== What to produce ==
Search the entries for the word "folder" and pull out each line that has it.

== Records to process ==
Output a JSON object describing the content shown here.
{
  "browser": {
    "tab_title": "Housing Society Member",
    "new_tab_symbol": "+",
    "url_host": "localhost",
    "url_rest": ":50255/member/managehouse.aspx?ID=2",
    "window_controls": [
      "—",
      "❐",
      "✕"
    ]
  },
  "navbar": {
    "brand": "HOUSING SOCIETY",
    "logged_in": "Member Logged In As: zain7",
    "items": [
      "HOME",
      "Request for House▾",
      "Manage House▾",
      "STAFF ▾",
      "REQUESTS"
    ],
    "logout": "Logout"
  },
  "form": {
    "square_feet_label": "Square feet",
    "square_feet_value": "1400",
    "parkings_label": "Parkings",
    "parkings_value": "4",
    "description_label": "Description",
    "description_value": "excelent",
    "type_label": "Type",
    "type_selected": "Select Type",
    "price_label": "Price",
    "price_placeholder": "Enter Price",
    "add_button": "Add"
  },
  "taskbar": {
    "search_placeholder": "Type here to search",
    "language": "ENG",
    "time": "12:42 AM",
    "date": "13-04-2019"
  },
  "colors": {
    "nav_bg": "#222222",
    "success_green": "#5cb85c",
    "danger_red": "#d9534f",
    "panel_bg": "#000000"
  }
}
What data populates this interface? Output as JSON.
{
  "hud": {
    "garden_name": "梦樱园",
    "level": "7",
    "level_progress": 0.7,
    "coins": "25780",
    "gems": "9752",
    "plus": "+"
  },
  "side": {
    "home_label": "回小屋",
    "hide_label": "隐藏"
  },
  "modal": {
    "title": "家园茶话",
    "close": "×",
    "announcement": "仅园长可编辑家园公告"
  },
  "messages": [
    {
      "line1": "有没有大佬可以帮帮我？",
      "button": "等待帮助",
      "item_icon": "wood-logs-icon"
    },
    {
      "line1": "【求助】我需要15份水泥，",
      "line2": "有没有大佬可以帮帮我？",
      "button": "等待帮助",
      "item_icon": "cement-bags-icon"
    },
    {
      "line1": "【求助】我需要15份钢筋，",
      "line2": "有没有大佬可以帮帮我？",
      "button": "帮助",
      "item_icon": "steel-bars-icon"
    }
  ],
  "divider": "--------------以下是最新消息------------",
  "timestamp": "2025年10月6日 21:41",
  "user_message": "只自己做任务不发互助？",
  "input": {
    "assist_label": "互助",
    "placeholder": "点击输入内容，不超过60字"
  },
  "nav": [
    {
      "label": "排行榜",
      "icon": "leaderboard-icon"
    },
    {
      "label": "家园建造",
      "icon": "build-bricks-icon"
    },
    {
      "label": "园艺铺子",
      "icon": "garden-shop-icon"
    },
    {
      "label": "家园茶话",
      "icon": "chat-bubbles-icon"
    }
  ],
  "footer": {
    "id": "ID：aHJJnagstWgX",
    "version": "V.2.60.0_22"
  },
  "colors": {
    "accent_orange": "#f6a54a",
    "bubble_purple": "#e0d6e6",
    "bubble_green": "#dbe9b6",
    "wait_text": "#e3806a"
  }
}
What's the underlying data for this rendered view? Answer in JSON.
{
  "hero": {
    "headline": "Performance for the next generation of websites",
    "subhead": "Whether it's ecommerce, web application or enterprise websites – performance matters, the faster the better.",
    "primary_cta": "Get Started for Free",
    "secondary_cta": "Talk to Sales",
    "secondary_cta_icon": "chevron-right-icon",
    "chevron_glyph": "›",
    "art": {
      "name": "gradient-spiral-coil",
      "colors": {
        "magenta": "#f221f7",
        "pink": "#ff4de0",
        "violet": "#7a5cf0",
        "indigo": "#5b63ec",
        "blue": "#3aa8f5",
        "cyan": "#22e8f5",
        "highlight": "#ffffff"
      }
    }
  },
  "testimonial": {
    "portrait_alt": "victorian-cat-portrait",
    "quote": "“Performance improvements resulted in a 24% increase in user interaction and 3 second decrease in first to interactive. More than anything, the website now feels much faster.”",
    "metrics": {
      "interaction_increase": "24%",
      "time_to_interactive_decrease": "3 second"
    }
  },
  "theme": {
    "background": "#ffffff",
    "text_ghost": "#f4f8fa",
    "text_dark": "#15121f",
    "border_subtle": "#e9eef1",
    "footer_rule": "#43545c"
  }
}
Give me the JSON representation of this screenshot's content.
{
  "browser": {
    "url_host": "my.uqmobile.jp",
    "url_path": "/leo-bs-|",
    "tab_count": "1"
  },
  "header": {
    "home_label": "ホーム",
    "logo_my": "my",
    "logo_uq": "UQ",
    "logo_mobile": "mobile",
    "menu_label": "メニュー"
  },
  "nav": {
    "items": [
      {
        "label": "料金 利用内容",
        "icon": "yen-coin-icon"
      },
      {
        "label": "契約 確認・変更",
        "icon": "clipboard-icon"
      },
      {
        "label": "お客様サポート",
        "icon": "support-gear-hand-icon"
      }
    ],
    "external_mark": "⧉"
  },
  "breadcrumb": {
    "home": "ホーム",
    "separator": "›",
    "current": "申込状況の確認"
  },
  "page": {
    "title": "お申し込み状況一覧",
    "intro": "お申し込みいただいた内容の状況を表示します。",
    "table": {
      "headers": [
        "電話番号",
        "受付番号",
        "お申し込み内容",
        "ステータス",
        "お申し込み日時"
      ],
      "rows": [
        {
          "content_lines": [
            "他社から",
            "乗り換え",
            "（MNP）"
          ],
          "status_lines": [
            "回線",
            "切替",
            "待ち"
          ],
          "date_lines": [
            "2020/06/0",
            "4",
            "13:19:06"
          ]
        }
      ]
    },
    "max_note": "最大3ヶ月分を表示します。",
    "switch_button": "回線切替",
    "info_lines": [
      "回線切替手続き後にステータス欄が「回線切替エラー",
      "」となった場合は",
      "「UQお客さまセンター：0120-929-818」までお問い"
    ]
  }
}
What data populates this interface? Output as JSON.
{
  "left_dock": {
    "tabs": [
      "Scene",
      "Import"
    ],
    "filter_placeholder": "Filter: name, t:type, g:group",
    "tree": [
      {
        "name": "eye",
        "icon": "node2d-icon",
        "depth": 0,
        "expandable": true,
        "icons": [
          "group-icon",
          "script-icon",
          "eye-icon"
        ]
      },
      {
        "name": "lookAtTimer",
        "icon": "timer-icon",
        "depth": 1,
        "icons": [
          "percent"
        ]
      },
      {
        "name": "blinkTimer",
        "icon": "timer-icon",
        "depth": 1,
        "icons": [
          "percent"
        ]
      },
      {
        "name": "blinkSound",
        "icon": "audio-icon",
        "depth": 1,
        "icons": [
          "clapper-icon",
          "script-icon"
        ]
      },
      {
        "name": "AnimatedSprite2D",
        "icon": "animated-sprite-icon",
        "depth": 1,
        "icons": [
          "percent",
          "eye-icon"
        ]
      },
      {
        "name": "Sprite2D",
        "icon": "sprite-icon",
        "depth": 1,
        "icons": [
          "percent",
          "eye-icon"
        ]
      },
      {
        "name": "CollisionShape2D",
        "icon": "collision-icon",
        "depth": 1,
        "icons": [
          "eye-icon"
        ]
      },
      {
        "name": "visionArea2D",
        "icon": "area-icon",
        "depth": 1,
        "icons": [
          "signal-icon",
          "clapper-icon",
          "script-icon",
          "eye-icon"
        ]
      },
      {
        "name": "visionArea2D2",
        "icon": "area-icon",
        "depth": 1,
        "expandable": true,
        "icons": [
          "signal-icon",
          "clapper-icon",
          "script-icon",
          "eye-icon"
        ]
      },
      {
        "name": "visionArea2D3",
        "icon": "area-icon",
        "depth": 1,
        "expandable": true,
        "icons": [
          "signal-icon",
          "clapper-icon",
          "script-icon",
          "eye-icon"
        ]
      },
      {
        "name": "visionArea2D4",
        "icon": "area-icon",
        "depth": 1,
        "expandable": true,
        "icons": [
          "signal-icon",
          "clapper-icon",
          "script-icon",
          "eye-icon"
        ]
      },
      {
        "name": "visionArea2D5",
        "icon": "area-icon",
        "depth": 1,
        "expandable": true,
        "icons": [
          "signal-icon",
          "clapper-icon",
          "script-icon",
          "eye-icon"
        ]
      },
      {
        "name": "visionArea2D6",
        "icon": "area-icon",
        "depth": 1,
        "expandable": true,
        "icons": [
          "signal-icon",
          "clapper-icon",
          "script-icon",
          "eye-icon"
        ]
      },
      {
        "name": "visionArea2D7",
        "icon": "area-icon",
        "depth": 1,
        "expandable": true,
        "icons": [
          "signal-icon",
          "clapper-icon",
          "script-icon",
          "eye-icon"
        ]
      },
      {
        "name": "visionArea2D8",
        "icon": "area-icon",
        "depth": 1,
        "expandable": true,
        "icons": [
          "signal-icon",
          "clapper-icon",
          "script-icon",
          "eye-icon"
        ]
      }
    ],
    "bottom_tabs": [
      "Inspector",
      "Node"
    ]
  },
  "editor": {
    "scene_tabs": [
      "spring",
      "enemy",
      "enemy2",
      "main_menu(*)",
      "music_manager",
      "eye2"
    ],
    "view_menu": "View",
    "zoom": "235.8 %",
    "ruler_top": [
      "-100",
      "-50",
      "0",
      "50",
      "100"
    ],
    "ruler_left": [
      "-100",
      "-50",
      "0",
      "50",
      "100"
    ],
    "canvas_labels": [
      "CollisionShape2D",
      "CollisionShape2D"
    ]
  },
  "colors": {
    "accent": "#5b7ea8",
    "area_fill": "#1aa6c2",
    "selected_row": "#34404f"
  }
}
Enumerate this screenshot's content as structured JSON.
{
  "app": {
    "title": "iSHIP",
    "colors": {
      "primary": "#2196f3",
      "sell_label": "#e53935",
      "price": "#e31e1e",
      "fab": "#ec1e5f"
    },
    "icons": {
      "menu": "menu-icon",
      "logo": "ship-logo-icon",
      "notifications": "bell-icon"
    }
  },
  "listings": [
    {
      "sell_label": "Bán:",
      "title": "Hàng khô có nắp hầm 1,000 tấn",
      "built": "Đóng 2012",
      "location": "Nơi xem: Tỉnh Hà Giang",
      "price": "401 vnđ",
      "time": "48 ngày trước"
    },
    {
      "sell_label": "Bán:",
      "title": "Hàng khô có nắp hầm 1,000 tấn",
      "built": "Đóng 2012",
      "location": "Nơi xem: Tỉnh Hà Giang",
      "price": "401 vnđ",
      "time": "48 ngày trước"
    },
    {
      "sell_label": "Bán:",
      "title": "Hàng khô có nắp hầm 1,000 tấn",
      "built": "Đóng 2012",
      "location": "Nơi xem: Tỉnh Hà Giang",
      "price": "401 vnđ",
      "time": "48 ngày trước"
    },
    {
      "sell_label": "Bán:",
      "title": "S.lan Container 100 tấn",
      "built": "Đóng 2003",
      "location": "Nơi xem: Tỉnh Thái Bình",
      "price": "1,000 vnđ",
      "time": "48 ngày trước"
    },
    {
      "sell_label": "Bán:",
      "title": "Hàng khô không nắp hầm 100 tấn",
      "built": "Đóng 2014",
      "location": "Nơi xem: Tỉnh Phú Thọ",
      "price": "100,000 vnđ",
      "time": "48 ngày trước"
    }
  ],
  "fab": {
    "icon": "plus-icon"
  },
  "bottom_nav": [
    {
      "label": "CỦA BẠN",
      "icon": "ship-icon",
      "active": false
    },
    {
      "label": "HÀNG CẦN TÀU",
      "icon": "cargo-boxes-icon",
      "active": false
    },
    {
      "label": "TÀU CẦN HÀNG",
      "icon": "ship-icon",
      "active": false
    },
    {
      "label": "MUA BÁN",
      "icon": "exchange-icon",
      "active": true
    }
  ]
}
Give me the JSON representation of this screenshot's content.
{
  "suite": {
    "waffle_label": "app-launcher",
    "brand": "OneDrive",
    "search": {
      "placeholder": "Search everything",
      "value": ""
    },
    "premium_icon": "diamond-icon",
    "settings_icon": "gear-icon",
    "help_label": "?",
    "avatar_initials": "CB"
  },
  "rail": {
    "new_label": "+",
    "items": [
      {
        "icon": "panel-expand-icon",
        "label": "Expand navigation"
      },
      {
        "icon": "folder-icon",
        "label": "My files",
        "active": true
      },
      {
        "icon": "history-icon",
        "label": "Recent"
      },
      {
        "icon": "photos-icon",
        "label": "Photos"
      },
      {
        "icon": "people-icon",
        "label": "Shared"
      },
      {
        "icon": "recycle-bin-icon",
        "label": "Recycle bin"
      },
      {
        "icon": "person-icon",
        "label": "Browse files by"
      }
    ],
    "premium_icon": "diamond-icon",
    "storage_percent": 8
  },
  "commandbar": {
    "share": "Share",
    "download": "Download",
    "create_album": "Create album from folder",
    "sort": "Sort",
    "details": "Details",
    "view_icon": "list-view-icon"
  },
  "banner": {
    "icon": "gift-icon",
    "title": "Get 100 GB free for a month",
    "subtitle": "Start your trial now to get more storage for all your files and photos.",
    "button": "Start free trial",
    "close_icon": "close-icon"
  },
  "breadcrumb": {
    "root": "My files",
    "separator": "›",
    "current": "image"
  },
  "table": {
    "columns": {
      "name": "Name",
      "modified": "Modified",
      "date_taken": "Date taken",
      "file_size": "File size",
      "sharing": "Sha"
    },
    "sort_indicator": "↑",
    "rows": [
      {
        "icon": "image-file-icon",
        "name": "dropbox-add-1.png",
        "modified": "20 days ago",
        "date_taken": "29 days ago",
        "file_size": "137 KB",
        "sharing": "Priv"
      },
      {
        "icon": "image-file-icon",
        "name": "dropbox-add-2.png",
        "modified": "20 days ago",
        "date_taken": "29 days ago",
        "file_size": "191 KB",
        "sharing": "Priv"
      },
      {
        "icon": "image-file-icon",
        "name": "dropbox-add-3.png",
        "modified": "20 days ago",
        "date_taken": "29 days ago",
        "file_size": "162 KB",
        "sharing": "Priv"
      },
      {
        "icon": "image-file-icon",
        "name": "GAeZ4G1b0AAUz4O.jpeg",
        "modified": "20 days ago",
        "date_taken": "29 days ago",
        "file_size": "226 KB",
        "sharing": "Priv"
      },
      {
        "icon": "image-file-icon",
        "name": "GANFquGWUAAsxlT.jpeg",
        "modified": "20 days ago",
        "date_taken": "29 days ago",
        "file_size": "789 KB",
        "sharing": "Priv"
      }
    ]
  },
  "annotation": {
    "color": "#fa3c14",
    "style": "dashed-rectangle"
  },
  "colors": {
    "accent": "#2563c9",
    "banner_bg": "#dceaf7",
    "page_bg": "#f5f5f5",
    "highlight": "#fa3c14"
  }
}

== Response ==
        "icon": "folder-icon",
    "create_album": "Create album from folder",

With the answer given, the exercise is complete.